— TASK TO CARRY OUT —
Lay out every line of the material below as a JSON list of strings, with one string per line and no entries for blank lines.

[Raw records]
####################
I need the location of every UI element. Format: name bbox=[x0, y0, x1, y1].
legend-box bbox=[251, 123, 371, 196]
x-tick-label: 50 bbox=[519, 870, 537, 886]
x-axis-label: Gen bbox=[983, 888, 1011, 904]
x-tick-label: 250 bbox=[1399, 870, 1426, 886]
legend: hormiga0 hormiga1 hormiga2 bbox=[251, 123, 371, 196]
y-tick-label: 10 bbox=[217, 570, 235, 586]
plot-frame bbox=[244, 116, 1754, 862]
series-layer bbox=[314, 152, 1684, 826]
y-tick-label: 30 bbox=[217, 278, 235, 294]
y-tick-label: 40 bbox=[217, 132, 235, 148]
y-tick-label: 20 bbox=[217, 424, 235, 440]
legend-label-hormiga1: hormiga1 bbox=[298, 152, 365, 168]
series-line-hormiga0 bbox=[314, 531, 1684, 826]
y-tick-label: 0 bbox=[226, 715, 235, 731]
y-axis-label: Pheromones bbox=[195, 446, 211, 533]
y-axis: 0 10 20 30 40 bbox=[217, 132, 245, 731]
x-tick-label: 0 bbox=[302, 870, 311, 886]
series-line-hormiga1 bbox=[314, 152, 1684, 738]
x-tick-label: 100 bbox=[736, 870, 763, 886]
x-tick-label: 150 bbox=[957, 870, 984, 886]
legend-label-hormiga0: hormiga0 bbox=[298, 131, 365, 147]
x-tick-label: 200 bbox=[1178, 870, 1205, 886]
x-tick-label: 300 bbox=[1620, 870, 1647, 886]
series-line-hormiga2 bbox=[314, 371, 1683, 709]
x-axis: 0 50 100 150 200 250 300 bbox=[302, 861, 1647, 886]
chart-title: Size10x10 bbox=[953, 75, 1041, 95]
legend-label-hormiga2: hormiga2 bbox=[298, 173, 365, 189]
####################
— EXERCISE RESPONSE —
[
  "I need the location of every UI element. Format: name bbox=[x0, y0, x1, y1].",
  "legend-box bbox=[251, 123, 371, 196]",
  "x-tick-label: 50 bbox=[519, 870, 537, 886]",
  "x-axis-label: Gen bbox=[983, 888, 1011, 904]",
  "x-tick-label: 250 bbox=[1399, 870, 1426, 886]",
  "legend: hormiga0 hormiga1 hormiga2 bbox=[251, 123, 371, 196]",
  "y-tick-label: 10 bbox=[217, 570, 235, 586]",
  "plot-frame bbox=[244, 116, 1754, 862]",
  "series-layer bbox=[314, 152, 1684, 826]",
  "y-tick-label: 30 bbox=[217, 278, 235, 294]",
  "y-tick-label: 40 bbox=[217, 132, 235, 148]",
  "y-tick-label: 20 bbox=[217, 424, 235, 440]",
  "legend-label-hormiga1: hormiga1 bbox=[298, 152, 365, 168]",
  "series-line-hormiga0 bbox=[314, 531, 1684, 826]",
  "y-tick-label: 0 bbox=[226, 715, 235, 731]",
  "y-axis-label: Pheromones bbox=[195, 446, 211, 533]",
  "y-axis: 0 10 20 30 40 bbox=[217, 132, 245, 731]",
  "x-tick-label: 0 bbox=[302, 870, 311, 886]",
  "series-line-hormiga1 bbox=[314, 152, 1684, 738]",
  "x-tick-label: 100 bbox=[736, 870, 763, 886]",
  "x-tick-label: 150 bbox=[957, 870, 984, 886]",
  "legend-label-hormiga0: hormiga0 bbox=[298, 131, 365, 147]",
  "x-tick-label: 200 bbox=[1178, 870, 1205, 886]",
  "x-tick-label: 300 bbox=[1620, 870, 1647, 886]",
  "series-line-hormiga2 bbox=[314, 371, 1683, 709]",
  "x-axis: 0 50 100 150 200 250 300 bbox=[302, 861, 1647, 886]",
  "chart-title: Size10x10 bbox=[953, 75, 1041, 95]",
  "legend-label-hormiga2: hormiga2 bbox=[298, 173, 365, 189]"
]